* Begin Provided data *

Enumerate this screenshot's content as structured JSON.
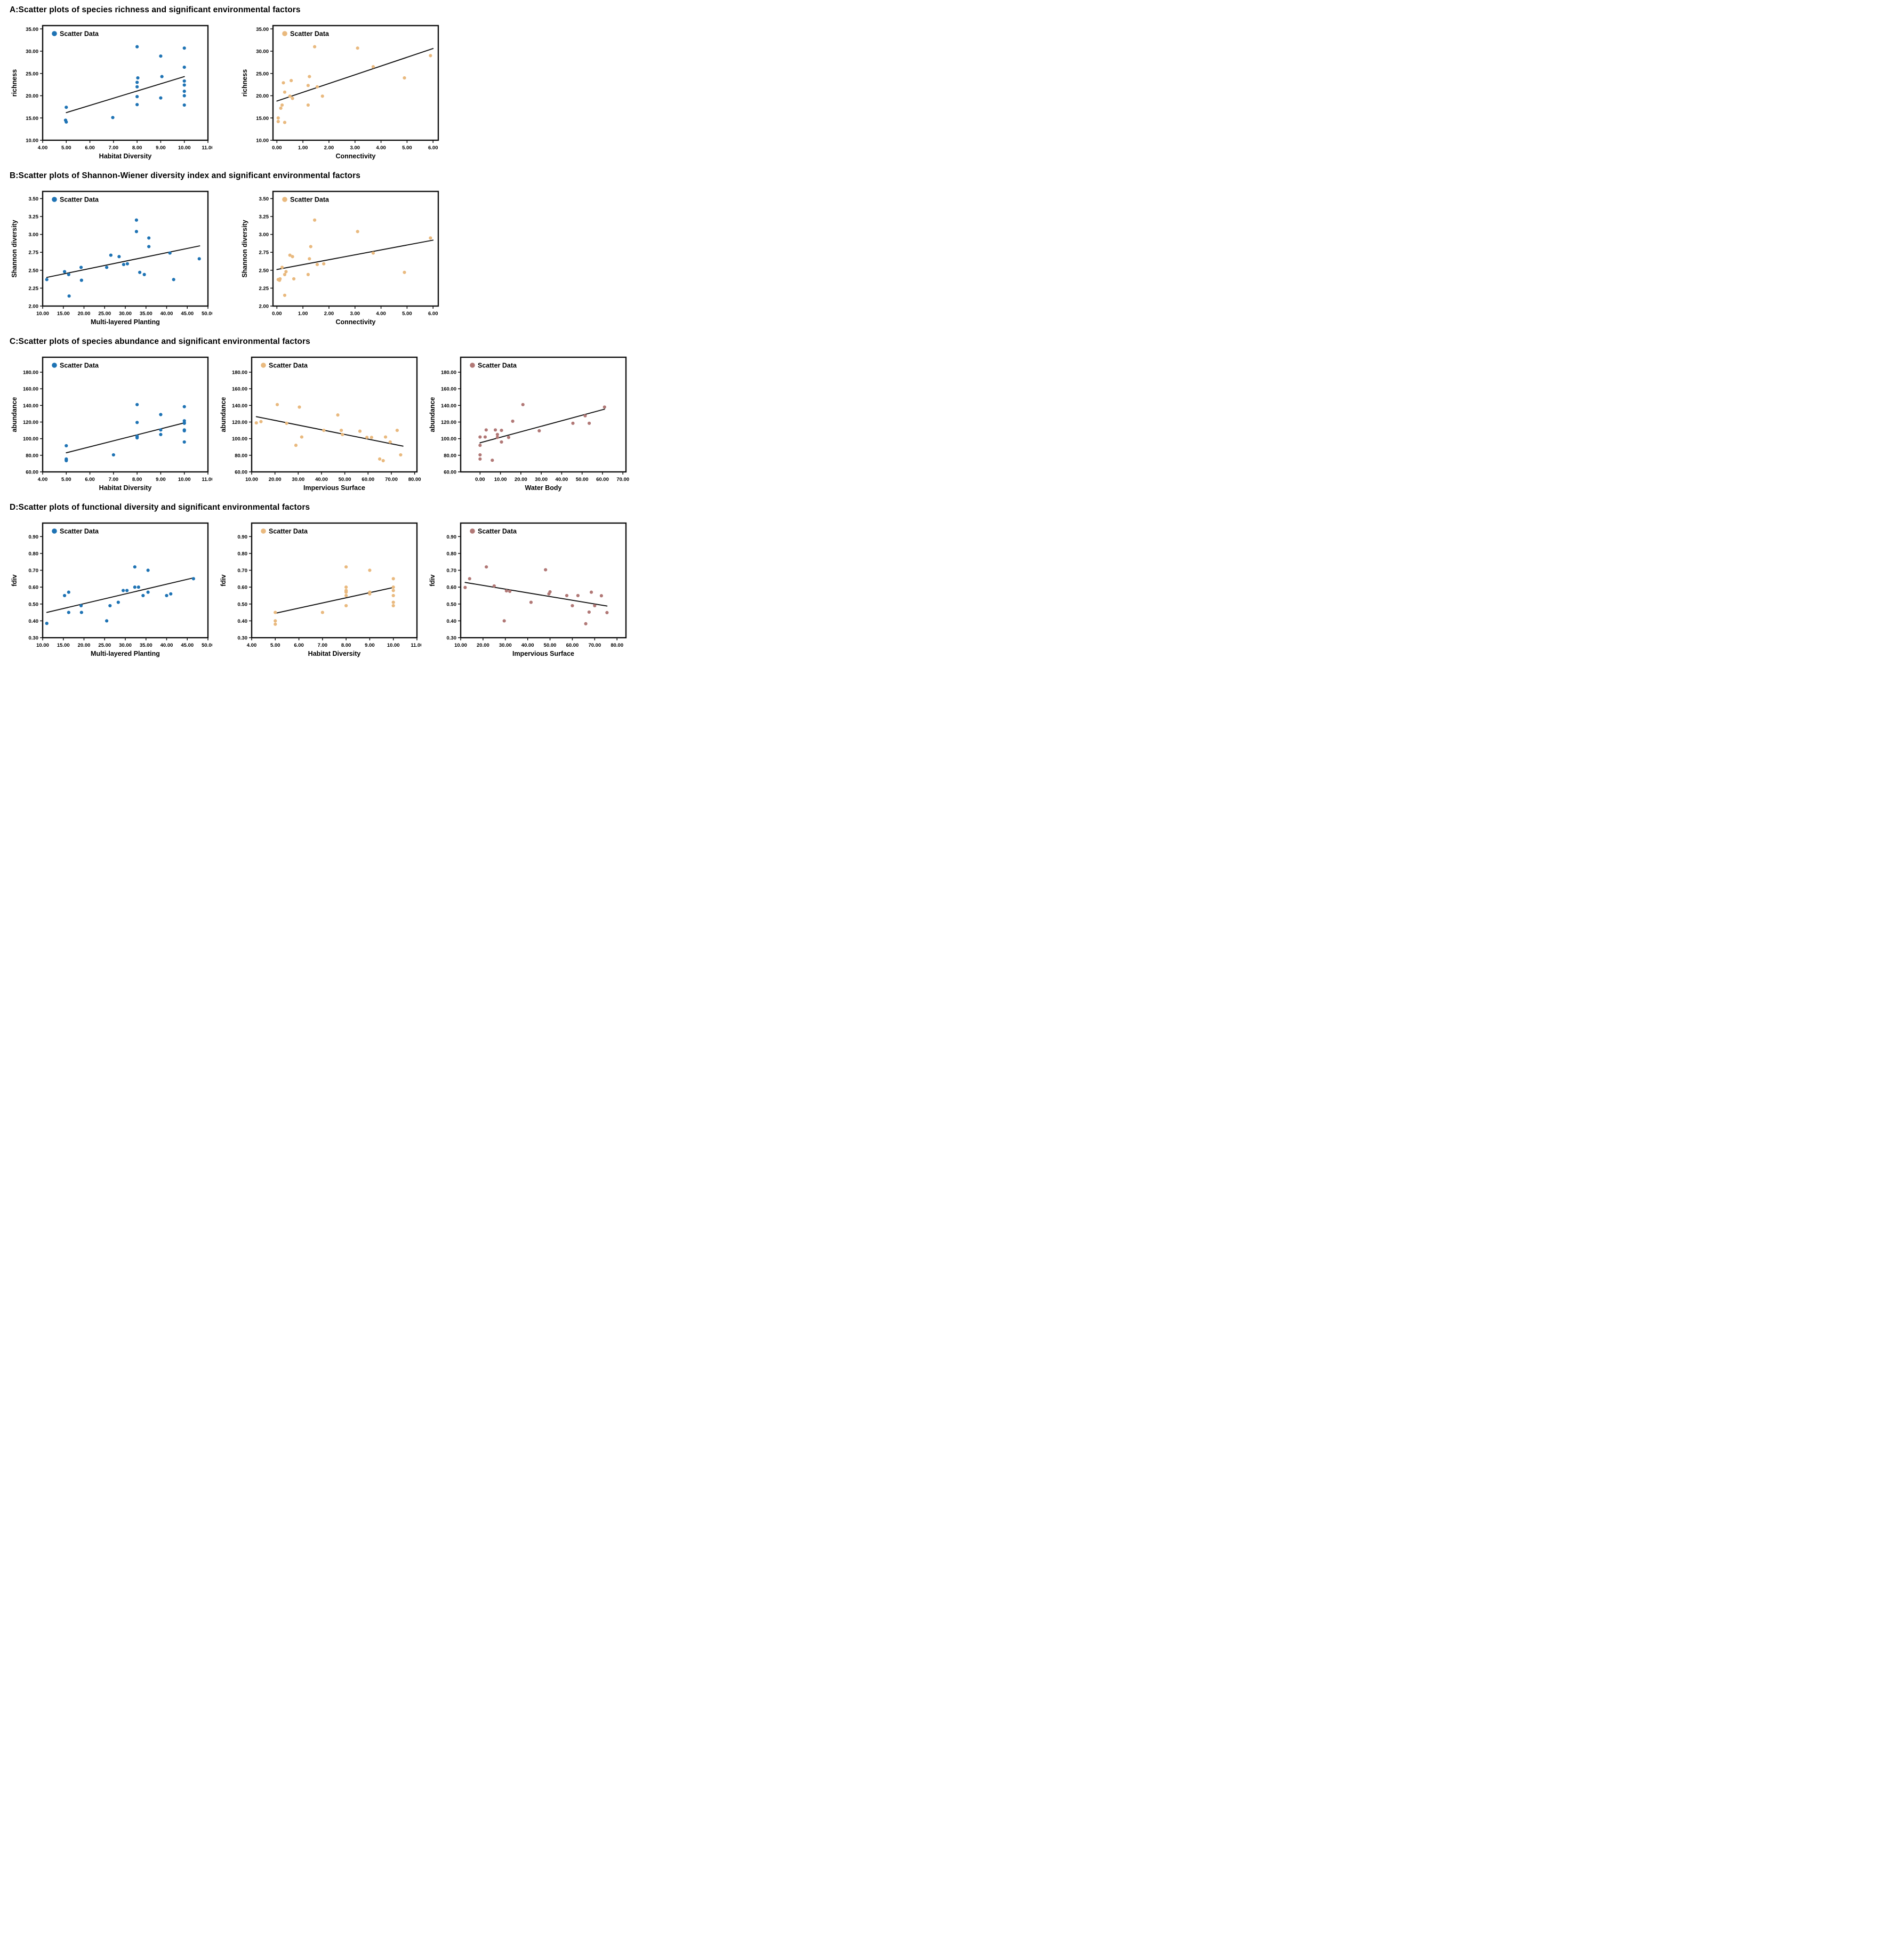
{
  "sections": [
    {
      "title": "A:Scatter plots of species richness and significant environmental factors"
    },
    {
      "title": "B:Scatter plots of Shannon-Wiener diversity index and significant environmental factors"
    },
    {
      "title": "C:Scatter plots of species abundance and significant environmental factors"
    },
    {
      "title": "D:Scatter plots of functional diversity and significant environmental factors"
    }
  ],
  "colors": {
    "blue": "#1e73b4",
    "tan": "#e9b97e",
    "rose": "#b17876",
    "trend": "#111111"
  },
  "chart_data": {
    "a1": {
      "type": "scatter",
      "legend": "Scatter Data",
      "color": "#1e73b4",
      "xlabel": "Habitat Diversity",
      "ylabel": "richness",
      "xlim": [
        4,
        11
      ],
      "xticks": [
        4,
        5,
        6,
        7,
        8,
        9,
        10,
        11
      ],
      "ylim": [
        10,
        35.75
      ],
      "yticks": [
        10,
        15,
        20,
        25,
        30,
        35
      ],
      "points": [
        [
          5.0,
          17.4
        ],
        [
          4.97,
          14.5
        ],
        [
          5.0,
          14.1
        ],
        [
          6.97,
          15.1
        ],
        [
          8.0,
          31.0
        ],
        [
          8.03,
          24.0
        ],
        [
          8.0,
          23.0
        ],
        [
          8.0,
          22.0
        ],
        [
          8.0,
          19.8
        ],
        [
          8.0,
          18.0
        ],
        [
          9.0,
          28.9
        ],
        [
          9.05,
          24.3
        ],
        [
          9.0,
          19.5
        ],
        [
          10.0,
          30.7
        ],
        [
          10.0,
          26.4
        ],
        [
          10.0,
          23.3
        ],
        [
          10.0,
          22.4
        ],
        [
          10.0,
          21.0
        ],
        [
          10.0,
          20.0
        ],
        [
          10.0,
          17.9
        ]
      ],
      "trend": [
        [
          5.0,
          16.2
        ],
        [
          10.0,
          24.3
        ]
      ]
    },
    "a2": {
      "type": "scatter",
      "legend": "Scatter Data",
      "color": "#e9b97e",
      "xlabel": "Connectivity",
      "ylabel": "richness",
      "xlim": [
        -0.15,
        6.2
      ],
      "xticks": [
        0,
        1,
        2,
        3,
        4,
        5,
        6
      ],
      "ylim": [
        10,
        35.75
      ],
      "yticks": [
        10,
        15,
        20,
        25,
        30,
        35
      ],
      "points": [
        [
          0.05,
          15.0
        ],
        [
          0.05,
          14.2
        ],
        [
          0.3,
          14.0
        ],
        [
          0.15,
          17.2
        ],
        [
          0.2,
          17.9
        ],
        [
          0.25,
          22.9
        ],
        [
          0.3,
          20.8
        ],
        [
          0.5,
          19.9
        ],
        [
          0.55,
          23.4
        ],
        [
          0.6,
          19.4
        ],
        [
          1.2,
          17.9
        ],
        [
          1.2,
          22.3
        ],
        [
          1.25,
          24.3
        ],
        [
          1.45,
          31.0
        ],
        [
          1.55,
          22.0
        ],
        [
          1.75,
          19.9
        ],
        [
          3.1,
          30.7
        ],
        [
          3.7,
          26.5
        ],
        [
          4.9,
          24.0
        ],
        [
          5.9,
          29.0
        ]
      ],
      "trend": [
        [
          0.0,
          18.8
        ],
        [
          6.0,
          30.6
        ]
      ]
    },
    "b1": {
      "type": "scatter",
      "legend": "Scatter Data",
      "color": "#1e73b4",
      "xlabel": "Multi-layered Planting",
      "ylabel": "Shannon diversity",
      "xlim": [
        10,
        50
      ],
      "xticks": [
        10,
        15,
        20,
        25,
        30,
        35,
        40,
        45,
        50
      ],
      "ylim": [
        2.0,
        3.6
      ],
      "yticks": [
        2.0,
        2.25,
        2.5,
        2.75,
        3.0,
        3.25,
        3.5
      ],
      "points": [
        [
          11,
          2.37
        ],
        [
          15.3,
          2.48
        ],
        [
          16.3,
          2.44
        ],
        [
          16.4,
          2.14
        ],
        [
          19.3,
          2.54
        ],
        [
          19.4,
          2.36
        ],
        [
          25.5,
          2.54
        ],
        [
          26.5,
          2.71
        ],
        [
          28.5,
          2.69
        ],
        [
          29.6,
          2.58
        ],
        [
          30.5,
          2.59
        ],
        [
          32.7,
          3.2
        ],
        [
          32.7,
          3.04
        ],
        [
          33.5,
          2.47
        ],
        [
          34.6,
          2.44
        ],
        [
          35.7,
          2.95
        ],
        [
          35.7,
          2.83
        ],
        [
          40.8,
          2.74
        ],
        [
          41.7,
          2.37
        ],
        [
          47.9,
          2.66
        ]
      ],
      "trend": [
        [
          11,
          2.4
        ],
        [
          48,
          2.84
        ]
      ]
    },
    "b2": {
      "type": "scatter",
      "legend": "Scatter Data",
      "color": "#e9b97e",
      "xlabel": "Connectivity",
      "ylabel": "Shannon diversity",
      "xlim": [
        -0.15,
        6.2
      ],
      "xticks": [
        0,
        1,
        2,
        3,
        4,
        5,
        6
      ],
      "ylim": [
        2.0,
        3.6
      ],
      "yticks": [
        2.0,
        2.25,
        2.5,
        2.75,
        3.0,
        3.25,
        3.5
      ],
      "points": [
        [
          0.05,
          2.37
        ],
        [
          0.1,
          2.36
        ],
        [
          0.12,
          2.38
        ],
        [
          0.2,
          2.54
        ],
        [
          0.3,
          2.44
        ],
        [
          0.35,
          2.48
        ],
        [
          0.3,
          2.15
        ],
        [
          0.5,
          2.71
        ],
        [
          0.6,
          2.69
        ],
        [
          0.65,
          2.38
        ],
        [
          1.2,
          2.44
        ],
        [
          1.25,
          2.66
        ],
        [
          1.3,
          2.83
        ],
        [
          1.45,
          3.2
        ],
        [
          1.55,
          2.58
        ],
        [
          1.8,
          2.59
        ],
        [
          3.1,
          3.04
        ],
        [
          3.7,
          2.74
        ],
        [
          4.9,
          2.47
        ],
        [
          5.9,
          2.95
        ]
      ],
      "trend": [
        [
          0.0,
          2.51
        ],
        [
          6.0,
          2.92
        ]
      ]
    },
    "c1": {
      "type": "scatter",
      "legend": "Scatter Data",
      "color": "#1e73b4",
      "xlabel": "Habitat Diversity",
      "ylabel": "abundance",
      "xlim": [
        4,
        11
      ],
      "xticks": [
        4,
        5,
        6,
        7,
        8,
        9,
        10,
        11
      ],
      "ylim": [
        60,
        198
      ],
      "yticks": [
        60,
        80,
        100,
        120,
        140,
        160,
        180
      ],
      "points": [
        [
          5.0,
          91.5
        ],
        [
          5.0,
          75.5
        ],
        [
          5.0,
          74.5
        ],
        [
          5.0,
          73.5
        ],
        [
          7.0,
          80.5
        ],
        [
          8.0,
          141
        ],
        [
          8.0,
          119.5
        ],
        [
          8.0,
          103
        ],
        [
          8.0,
          102
        ],
        [
          8.0,
          101
        ],
        [
          9.0,
          129
        ],
        [
          9.0,
          110.5
        ],
        [
          9.0,
          105
        ],
        [
          10.0,
          138.5
        ],
        [
          10.0,
          121.5
        ],
        [
          10.0,
          119
        ],
        [
          10.0,
          118.5
        ],
        [
          10.0,
          110.5
        ],
        [
          10.0,
          109.5
        ],
        [
          10.0,
          96
        ]
      ],
      "trend": [
        [
          5.0,
          83
        ],
        [
          10.0,
          119
        ]
      ]
    },
    "c2": {
      "type": "scatter",
      "legend": "Scatter Data",
      "color": "#e9b97e",
      "xlabel": "Impervious Surface",
      "ylabel": "abundance",
      "xlim": [
        10,
        81
      ],
      "xticks": [
        10,
        20,
        30,
        40,
        50,
        60,
        70,
        80
      ],
      "ylim": [
        60,
        198
      ],
      "yticks": [
        60,
        80,
        100,
        120,
        140,
        160,
        180
      ],
      "points": [
        [
          12,
          119
        ],
        [
          14,
          120.5
        ],
        [
          21,
          141
        ],
        [
          25,
          118.5
        ],
        [
          29,
          92
        ],
        [
          30.5,
          138
        ],
        [
          31.5,
          102
        ],
        [
          41,
          110
        ],
        [
          47,
          128.5
        ],
        [
          48.5,
          110
        ],
        [
          49,
          105
        ],
        [
          56.5,
          109
        ],
        [
          59.5,
          101.5
        ],
        [
          61.5,
          101.5
        ],
        [
          65,
          75.5
        ],
        [
          66.5,
          73.5
        ],
        [
          67.5,
          102
        ],
        [
          69.5,
          96
        ],
        [
          72.5,
          110
        ],
        [
          74,
          80.5
        ]
      ],
      "trend": [
        [
          12,
          126.5
        ],
        [
          75,
          91
        ]
      ]
    },
    "c3": {
      "type": "scatter",
      "legend": "Scatter Data",
      "color": "#b17876",
      "xlabel": "Water Body",
      "ylabel": "abundance",
      "xlim": [
        -9.5,
        71.5
      ],
      "xticks": [
        0,
        10,
        20,
        30,
        40,
        50,
        60,
        70
      ],
      "ylim": [
        60,
        198
      ],
      "yticks": [
        60,
        80,
        100,
        120,
        140,
        160,
        180
      ],
      "points": [
        [
          0,
          102
        ],
        [
          0,
          92
        ],
        [
          0,
          80.5
        ],
        [
          0,
          75.5
        ],
        [
          2.5,
          102
        ],
        [
          3,
          110.5
        ],
        [
          6,
          74
        ],
        [
          7.5,
          110.5
        ],
        [
          8.5,
          105
        ],
        [
          8.5,
          101.5
        ],
        [
          10.5,
          110
        ],
        [
          10.5,
          96
        ],
        [
          14,
          101.5
        ],
        [
          16,
          121
        ],
        [
          21,
          141
        ],
        [
          29,
          109.5
        ],
        [
          45.5,
          118.5
        ],
        [
          51.5,
          127.5
        ],
        [
          53.5,
          118.5
        ],
        [
          61,
          138
        ]
      ],
      "trend": [
        [
          0,
          95
        ],
        [
          61,
          135.5
        ]
      ]
    },
    "d1": {
      "type": "scatter",
      "legend": "Scatter Data",
      "color": "#1e73b4",
      "xlabel": "Multi-layered Planting",
      "ylabel": "fdiv",
      "xlim": [
        10,
        50
      ],
      "xticks": [
        10,
        15,
        20,
        25,
        30,
        35,
        40,
        45,
        50
      ],
      "ylim": [
        0.3,
        0.98
      ],
      "yticks": [
        0.3,
        0.4,
        0.5,
        0.6,
        0.7,
        0.8,
        0.9
      ],
      "points": [
        [
          11,
          0.385
        ],
        [
          15.3,
          0.55
        ],
        [
          16.3,
          0.57
        ],
        [
          16.3,
          0.45
        ],
        [
          19.3,
          0.49
        ],
        [
          19.4,
          0.45
        ],
        [
          25.5,
          0.4
        ],
        [
          26.3,
          0.49
        ],
        [
          28.3,
          0.51
        ],
        [
          29.5,
          0.58
        ],
        [
          30.4,
          0.58
        ],
        [
          32.3,
          0.72
        ],
        [
          32.3,
          0.6
        ],
        [
          33.2,
          0.6
        ],
        [
          34.3,
          0.55
        ],
        [
          35.5,
          0.7
        ],
        [
          35.5,
          0.57
        ],
        [
          40,
          0.55
        ],
        [
          41,
          0.56
        ],
        [
          46.5,
          0.65
        ]
      ],
      "trend": [
        [
          11,
          0.45
        ],
        [
          46.5,
          0.655
        ]
      ]
    },
    "d2": {
      "type": "scatter",
      "legend": "Scatter Data",
      "color": "#e9b97e",
      "xlabel": "Habitat Diversity",
      "ylabel": "fdiv",
      "xlim": [
        4,
        11
      ],
      "xticks": [
        4,
        5,
        6,
        7,
        8,
        9,
        10,
        11
      ],
      "ylim": [
        0.3,
        0.98
      ],
      "yticks": [
        0.3,
        0.4,
        0.5,
        0.6,
        0.7,
        0.8,
        0.9
      ],
      "points": [
        [
          5.0,
          0.45
        ],
        [
          5.0,
          0.4
        ],
        [
          5.0,
          0.38
        ],
        [
          7.0,
          0.45
        ],
        [
          8.0,
          0.72
        ],
        [
          8.0,
          0.6
        ],
        [
          8.0,
          0.58
        ],
        [
          8.0,
          0.575
        ],
        [
          8.0,
          0.57
        ],
        [
          8.0,
          0.55
        ],
        [
          8.0,
          0.49
        ],
        [
          9.0,
          0.7
        ],
        [
          9.0,
          0.57
        ],
        [
          9.0,
          0.56
        ],
        [
          10.0,
          0.65
        ],
        [
          10.0,
          0.6
        ],
        [
          10.0,
          0.58
        ],
        [
          10.0,
          0.55
        ],
        [
          10.0,
          0.51
        ],
        [
          10.0,
          0.49
        ]
      ],
      "trend": [
        [
          5.0,
          0.445
        ],
        [
          10.0,
          0.598
        ]
      ]
    },
    "d3": {
      "type": "scatter",
      "legend": "Scatter Data",
      "color": "#b17876",
      "xlabel": "Impervious Surface",
      "ylabel": "fdiv",
      "xlim": [
        10,
        84
      ],
      "xticks": [
        10,
        20,
        30,
        40,
        50,
        60,
        70,
        80
      ],
      "ylim": [
        0.3,
        0.98
      ],
      "yticks": [
        0.3,
        0.4,
        0.5,
        0.6,
        0.7,
        0.8,
        0.9
      ],
      "points": [
        [
          12,
          0.598
        ],
        [
          14,
          0.65
        ],
        [
          21.5,
          0.72
        ],
        [
          25,
          0.607
        ],
        [
          29.5,
          0.4
        ],
        [
          30.5,
          0.578
        ],
        [
          32,
          0.575
        ],
        [
          41.5,
          0.51
        ],
        [
          48,
          0.703
        ],
        [
          49.5,
          0.56
        ],
        [
          50,
          0.572
        ],
        [
          57.5,
          0.55
        ],
        [
          60,
          0.49
        ],
        [
          62.5,
          0.55
        ],
        [
          66,
          0.383
        ],
        [
          67.5,
          0.452
        ],
        [
          68.5,
          0.57
        ],
        [
          70,
          0.49
        ],
        [
          73,
          0.549
        ],
        [
          75.5,
          0.449
        ]
      ],
      "trend": [
        [
          12,
          0.628
        ],
        [
          75.5,
          0.488
        ]
      ]
    }
  }
}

* End Provided data *

• Your goal: What is the number of lines above that contain "title"? Answer with that number only.

• Solution to the problem: 4